* Directions for this task *
Copy the data below word for word, everything from the start of the data down to and including the line that contains "sort-icon[interactable]: ▲ ▼ [124, 532, 134, 558]".
|---|
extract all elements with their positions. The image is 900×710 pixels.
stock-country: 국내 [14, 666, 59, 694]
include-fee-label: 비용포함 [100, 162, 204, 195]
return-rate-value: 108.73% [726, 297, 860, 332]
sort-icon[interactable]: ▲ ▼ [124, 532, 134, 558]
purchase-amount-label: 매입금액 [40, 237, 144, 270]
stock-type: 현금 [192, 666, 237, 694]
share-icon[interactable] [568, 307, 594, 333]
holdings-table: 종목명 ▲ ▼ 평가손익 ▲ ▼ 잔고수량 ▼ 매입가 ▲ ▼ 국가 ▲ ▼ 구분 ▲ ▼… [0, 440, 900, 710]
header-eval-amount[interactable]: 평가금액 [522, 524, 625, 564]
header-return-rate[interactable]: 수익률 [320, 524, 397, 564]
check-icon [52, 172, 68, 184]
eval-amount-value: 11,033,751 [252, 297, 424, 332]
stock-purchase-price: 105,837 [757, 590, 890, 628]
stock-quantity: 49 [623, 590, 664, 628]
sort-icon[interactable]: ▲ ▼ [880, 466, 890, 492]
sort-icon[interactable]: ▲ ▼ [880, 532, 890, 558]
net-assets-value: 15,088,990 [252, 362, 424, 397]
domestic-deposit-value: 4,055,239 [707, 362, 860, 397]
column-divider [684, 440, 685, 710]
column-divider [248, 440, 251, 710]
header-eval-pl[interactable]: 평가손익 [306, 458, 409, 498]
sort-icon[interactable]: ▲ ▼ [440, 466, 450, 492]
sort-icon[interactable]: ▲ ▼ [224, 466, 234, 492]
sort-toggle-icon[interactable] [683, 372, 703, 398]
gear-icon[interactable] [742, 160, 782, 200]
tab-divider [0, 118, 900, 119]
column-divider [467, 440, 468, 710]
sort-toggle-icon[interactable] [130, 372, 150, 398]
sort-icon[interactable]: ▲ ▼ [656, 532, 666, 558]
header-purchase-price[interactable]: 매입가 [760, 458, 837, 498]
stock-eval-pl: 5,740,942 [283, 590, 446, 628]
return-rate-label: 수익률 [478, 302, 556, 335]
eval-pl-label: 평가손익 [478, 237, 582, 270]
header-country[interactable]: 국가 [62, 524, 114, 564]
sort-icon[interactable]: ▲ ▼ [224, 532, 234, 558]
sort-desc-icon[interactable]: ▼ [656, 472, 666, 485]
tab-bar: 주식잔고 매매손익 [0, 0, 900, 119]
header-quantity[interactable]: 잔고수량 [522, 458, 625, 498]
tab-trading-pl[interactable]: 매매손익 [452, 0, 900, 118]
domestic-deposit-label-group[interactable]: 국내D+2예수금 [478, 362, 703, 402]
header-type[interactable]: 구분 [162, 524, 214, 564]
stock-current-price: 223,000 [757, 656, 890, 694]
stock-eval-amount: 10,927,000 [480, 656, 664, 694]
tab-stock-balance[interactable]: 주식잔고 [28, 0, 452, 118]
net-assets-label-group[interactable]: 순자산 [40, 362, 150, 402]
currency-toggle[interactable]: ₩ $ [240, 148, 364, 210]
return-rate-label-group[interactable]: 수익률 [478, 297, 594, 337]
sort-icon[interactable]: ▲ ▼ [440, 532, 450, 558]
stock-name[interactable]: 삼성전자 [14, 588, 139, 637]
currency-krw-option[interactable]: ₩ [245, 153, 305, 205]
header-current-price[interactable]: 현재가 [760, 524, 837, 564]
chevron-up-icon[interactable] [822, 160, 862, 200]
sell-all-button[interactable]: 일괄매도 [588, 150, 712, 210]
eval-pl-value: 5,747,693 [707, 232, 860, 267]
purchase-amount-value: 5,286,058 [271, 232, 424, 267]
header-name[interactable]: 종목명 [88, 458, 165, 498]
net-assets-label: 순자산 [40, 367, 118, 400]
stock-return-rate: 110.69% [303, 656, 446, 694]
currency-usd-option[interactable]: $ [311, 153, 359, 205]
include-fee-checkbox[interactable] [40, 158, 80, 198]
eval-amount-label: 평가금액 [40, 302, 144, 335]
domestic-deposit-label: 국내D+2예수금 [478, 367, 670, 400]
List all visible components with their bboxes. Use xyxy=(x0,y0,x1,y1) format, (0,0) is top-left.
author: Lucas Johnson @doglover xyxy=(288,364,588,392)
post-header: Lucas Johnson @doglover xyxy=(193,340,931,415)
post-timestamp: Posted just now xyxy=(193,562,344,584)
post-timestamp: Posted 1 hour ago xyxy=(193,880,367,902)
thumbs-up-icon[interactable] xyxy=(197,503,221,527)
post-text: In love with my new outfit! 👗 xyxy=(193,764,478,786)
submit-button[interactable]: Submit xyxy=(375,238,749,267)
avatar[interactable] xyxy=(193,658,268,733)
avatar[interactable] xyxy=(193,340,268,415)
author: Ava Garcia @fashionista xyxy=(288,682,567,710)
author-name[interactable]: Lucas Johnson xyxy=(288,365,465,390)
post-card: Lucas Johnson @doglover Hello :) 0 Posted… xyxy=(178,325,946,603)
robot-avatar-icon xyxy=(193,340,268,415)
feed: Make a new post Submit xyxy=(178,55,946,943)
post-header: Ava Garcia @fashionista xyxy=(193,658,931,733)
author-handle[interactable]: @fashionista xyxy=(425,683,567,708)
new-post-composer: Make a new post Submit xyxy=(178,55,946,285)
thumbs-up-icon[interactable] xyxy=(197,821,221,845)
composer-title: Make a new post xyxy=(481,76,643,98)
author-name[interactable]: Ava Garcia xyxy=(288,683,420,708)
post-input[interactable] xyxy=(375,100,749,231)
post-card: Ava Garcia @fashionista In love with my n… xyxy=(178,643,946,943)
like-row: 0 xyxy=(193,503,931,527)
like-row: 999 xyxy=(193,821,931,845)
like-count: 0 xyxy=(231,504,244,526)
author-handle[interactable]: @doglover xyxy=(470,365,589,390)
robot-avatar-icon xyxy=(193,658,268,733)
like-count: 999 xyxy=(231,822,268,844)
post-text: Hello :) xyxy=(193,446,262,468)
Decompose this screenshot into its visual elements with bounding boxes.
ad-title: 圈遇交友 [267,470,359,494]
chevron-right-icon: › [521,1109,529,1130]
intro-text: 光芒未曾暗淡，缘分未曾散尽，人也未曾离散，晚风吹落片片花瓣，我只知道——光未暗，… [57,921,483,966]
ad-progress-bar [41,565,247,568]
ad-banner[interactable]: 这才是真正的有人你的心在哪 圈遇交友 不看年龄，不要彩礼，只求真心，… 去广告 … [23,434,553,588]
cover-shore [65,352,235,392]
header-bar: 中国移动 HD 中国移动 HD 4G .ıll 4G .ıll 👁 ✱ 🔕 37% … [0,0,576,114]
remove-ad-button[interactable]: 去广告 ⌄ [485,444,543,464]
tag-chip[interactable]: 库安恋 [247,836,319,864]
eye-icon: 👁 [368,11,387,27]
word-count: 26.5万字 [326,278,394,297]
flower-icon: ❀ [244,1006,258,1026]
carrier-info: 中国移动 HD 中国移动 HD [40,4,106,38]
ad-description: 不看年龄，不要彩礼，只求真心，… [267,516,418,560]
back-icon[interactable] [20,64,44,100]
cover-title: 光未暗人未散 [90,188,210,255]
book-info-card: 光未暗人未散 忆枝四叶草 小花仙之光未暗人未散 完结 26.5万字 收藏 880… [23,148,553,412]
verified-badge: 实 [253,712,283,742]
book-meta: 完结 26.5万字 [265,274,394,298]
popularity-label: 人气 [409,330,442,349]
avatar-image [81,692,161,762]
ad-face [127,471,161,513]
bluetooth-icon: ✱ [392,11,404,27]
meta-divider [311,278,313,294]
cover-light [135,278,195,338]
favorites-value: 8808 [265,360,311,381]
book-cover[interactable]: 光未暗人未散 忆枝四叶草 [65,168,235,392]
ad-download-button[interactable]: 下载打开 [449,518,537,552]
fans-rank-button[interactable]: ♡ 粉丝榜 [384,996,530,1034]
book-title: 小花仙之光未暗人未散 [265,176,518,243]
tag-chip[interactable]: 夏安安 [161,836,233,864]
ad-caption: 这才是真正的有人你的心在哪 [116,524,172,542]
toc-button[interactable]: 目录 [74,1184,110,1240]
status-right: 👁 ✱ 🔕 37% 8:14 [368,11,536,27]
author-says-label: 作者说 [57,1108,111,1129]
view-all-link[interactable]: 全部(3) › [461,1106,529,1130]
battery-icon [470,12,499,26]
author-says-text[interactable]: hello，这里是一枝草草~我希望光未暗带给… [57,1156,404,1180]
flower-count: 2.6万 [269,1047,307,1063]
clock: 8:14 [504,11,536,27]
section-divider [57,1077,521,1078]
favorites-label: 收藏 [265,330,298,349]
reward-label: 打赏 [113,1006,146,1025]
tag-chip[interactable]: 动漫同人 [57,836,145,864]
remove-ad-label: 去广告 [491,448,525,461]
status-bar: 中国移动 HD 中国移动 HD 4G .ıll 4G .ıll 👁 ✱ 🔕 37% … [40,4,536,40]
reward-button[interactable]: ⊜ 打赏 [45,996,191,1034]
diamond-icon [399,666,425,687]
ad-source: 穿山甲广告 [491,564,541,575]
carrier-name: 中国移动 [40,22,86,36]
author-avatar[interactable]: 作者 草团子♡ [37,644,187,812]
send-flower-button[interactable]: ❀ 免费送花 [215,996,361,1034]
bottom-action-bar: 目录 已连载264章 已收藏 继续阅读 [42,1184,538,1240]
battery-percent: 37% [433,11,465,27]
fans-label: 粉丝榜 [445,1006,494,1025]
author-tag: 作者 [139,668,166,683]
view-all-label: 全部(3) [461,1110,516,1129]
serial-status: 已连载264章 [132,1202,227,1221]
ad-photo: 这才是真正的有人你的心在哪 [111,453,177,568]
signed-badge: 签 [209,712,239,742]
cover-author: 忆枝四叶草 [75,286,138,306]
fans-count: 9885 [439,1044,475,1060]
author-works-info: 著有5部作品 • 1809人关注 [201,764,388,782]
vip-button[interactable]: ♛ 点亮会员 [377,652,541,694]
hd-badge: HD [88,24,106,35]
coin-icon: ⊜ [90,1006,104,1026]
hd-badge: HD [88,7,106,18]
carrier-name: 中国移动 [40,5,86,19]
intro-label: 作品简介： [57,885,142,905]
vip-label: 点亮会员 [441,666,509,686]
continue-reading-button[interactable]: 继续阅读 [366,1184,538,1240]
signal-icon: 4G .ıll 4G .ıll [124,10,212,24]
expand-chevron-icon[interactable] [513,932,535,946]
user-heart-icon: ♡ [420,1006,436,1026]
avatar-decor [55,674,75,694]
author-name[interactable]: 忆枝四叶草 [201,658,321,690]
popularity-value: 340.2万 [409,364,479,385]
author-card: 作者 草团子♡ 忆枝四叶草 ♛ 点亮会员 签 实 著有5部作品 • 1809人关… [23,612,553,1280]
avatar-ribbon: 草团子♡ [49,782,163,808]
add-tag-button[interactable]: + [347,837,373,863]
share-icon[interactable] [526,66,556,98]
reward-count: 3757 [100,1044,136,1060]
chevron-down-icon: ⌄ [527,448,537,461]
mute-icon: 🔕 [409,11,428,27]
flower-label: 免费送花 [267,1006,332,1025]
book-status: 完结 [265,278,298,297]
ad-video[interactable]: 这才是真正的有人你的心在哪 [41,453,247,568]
|---|
* Output of the exercise *
extract all elements with their positions. The image is 900×710 pixels.
stock-country: 국내 [14, 666, 59, 694]
include-fee-label: 비용포함 [100, 162, 204, 195]
return-rate-value: 108.73% [726, 297, 860, 332]
sort-icon[interactable]: ▲ ▼ [124, 532, 134, 558]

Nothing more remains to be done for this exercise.